Data for this exercise:

____

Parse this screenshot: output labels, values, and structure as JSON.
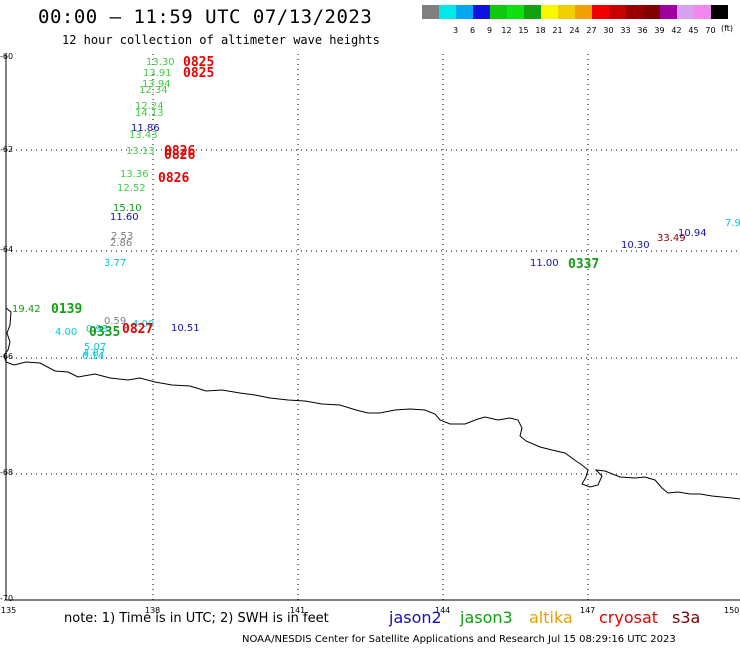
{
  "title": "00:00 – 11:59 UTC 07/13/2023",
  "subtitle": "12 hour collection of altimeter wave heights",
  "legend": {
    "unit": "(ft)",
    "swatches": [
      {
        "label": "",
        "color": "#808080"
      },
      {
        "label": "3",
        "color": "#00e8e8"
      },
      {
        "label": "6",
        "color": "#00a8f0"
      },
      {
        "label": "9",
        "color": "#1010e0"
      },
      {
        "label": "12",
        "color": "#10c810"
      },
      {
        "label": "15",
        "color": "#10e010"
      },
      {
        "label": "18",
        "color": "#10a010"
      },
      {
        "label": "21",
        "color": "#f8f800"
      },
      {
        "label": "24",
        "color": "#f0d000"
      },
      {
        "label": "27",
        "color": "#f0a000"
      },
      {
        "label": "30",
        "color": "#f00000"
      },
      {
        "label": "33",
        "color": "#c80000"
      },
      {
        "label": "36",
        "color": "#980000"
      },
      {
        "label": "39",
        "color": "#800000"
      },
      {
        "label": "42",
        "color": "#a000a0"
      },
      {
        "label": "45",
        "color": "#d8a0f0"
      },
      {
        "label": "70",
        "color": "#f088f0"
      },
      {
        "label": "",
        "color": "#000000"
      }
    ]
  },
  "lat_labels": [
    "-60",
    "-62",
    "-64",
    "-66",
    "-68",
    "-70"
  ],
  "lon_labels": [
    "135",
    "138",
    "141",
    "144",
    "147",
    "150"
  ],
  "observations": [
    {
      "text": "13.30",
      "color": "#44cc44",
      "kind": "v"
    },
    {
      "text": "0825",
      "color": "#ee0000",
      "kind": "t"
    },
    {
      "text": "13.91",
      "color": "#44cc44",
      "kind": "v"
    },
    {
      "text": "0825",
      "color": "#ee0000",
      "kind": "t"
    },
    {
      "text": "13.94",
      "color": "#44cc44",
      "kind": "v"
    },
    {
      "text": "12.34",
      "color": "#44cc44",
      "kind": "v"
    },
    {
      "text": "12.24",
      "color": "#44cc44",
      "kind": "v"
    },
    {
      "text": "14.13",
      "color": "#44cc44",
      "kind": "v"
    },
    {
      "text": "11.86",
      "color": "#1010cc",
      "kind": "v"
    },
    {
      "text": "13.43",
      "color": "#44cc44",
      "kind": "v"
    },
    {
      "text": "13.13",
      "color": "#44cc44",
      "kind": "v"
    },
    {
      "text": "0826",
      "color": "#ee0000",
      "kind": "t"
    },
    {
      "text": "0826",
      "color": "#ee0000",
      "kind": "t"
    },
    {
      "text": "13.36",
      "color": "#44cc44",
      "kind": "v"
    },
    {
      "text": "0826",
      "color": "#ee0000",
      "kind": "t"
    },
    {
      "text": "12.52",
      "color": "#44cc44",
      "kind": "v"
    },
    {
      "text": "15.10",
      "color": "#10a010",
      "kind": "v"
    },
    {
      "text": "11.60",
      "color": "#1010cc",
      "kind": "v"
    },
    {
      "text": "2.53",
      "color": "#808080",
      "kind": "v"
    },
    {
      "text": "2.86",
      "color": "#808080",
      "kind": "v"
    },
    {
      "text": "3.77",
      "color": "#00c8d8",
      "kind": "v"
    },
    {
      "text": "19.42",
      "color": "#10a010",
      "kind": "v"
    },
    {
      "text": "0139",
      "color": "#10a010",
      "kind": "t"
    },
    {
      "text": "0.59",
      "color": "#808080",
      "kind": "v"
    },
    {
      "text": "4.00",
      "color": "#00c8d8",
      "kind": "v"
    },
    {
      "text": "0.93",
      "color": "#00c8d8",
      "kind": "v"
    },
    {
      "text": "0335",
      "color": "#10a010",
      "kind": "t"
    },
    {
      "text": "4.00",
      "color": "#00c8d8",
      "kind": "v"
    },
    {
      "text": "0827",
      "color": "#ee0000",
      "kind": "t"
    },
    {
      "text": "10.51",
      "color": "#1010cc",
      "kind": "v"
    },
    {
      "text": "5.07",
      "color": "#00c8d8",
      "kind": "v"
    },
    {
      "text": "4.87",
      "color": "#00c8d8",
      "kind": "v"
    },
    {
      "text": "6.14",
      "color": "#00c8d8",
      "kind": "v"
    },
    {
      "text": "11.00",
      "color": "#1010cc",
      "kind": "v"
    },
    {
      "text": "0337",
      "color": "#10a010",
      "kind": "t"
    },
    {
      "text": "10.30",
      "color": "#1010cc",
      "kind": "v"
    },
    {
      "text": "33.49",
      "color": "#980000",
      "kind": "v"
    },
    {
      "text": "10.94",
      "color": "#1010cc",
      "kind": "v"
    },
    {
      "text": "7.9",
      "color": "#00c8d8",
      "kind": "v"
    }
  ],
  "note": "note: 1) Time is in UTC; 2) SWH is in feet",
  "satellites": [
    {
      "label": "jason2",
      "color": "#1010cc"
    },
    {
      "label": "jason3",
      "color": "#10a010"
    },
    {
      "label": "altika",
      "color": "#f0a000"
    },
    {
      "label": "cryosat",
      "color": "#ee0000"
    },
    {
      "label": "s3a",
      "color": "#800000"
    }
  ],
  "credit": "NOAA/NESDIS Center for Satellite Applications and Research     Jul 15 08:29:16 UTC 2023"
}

____

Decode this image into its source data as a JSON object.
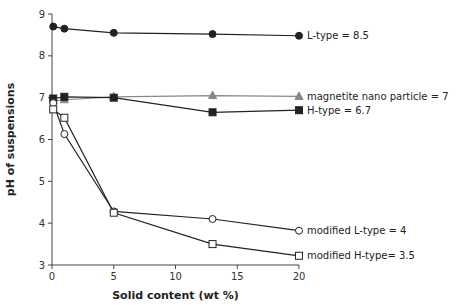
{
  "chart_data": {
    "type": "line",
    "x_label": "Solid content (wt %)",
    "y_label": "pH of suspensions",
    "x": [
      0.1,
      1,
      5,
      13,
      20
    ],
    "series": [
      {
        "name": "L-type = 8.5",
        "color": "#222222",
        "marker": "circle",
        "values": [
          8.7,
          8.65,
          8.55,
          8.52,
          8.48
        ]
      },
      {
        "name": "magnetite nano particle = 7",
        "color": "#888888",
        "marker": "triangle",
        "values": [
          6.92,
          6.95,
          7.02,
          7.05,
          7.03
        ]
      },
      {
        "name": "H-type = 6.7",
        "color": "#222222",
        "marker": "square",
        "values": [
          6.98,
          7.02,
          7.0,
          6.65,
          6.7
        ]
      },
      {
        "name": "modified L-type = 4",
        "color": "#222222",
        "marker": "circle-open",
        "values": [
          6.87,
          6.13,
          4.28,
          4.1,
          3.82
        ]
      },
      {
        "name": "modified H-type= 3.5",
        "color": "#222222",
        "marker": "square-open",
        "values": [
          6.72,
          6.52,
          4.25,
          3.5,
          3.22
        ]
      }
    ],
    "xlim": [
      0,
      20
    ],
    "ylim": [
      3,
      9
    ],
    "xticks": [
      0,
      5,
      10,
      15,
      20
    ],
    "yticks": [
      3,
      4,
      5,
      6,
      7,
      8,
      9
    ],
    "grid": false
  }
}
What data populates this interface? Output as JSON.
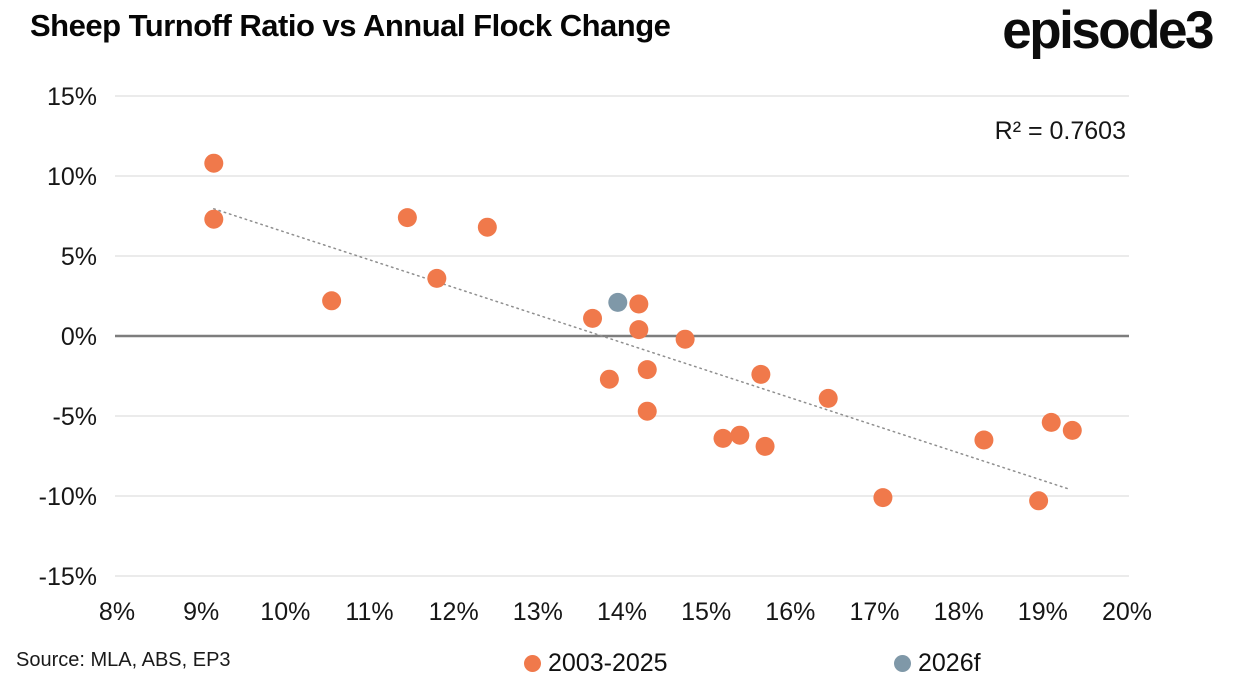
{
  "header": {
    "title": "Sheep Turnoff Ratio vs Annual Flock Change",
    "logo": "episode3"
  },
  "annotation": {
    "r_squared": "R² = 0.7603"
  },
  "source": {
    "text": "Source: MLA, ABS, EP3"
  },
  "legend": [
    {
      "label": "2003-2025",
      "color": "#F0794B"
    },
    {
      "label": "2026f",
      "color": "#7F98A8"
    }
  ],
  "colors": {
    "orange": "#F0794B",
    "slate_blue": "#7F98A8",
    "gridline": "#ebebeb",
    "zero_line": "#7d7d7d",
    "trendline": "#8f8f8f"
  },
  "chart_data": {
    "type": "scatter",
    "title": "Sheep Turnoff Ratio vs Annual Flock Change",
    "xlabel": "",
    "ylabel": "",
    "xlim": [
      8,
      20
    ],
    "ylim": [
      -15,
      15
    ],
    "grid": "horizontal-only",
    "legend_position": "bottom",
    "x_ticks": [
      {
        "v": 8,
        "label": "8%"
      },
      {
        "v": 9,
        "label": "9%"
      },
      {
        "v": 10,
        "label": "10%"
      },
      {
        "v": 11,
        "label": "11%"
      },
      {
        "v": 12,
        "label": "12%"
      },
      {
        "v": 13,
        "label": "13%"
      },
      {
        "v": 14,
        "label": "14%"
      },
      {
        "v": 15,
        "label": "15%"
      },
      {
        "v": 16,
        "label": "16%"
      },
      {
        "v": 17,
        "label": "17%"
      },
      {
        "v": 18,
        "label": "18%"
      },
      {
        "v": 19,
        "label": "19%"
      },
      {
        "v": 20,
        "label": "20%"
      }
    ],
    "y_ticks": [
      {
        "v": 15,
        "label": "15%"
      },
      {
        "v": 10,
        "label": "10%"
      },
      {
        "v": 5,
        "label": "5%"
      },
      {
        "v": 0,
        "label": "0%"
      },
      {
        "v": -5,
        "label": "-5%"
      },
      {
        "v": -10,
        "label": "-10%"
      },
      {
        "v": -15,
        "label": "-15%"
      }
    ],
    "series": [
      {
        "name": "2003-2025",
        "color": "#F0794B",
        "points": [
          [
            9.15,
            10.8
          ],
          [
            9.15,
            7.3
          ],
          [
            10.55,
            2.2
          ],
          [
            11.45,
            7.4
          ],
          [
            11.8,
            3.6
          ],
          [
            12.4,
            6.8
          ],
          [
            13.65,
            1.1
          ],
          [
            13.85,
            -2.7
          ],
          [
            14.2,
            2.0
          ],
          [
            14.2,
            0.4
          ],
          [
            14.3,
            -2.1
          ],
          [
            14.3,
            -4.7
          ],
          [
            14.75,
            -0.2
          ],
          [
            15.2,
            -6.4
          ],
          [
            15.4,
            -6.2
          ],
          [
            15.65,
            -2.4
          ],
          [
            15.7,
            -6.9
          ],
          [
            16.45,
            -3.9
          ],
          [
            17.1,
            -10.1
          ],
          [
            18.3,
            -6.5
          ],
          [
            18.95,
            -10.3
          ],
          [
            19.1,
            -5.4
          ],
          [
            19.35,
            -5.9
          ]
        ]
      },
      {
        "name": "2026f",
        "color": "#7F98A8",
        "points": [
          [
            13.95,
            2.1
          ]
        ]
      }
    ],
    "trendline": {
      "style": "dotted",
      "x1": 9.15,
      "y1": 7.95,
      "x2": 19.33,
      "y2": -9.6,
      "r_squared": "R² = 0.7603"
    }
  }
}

____

Task to carry out: Pull out all lines of the data with the string "modified".

The answer:
        "name": "modified L-type = 4",
        "name": "modified H-type= 3.5",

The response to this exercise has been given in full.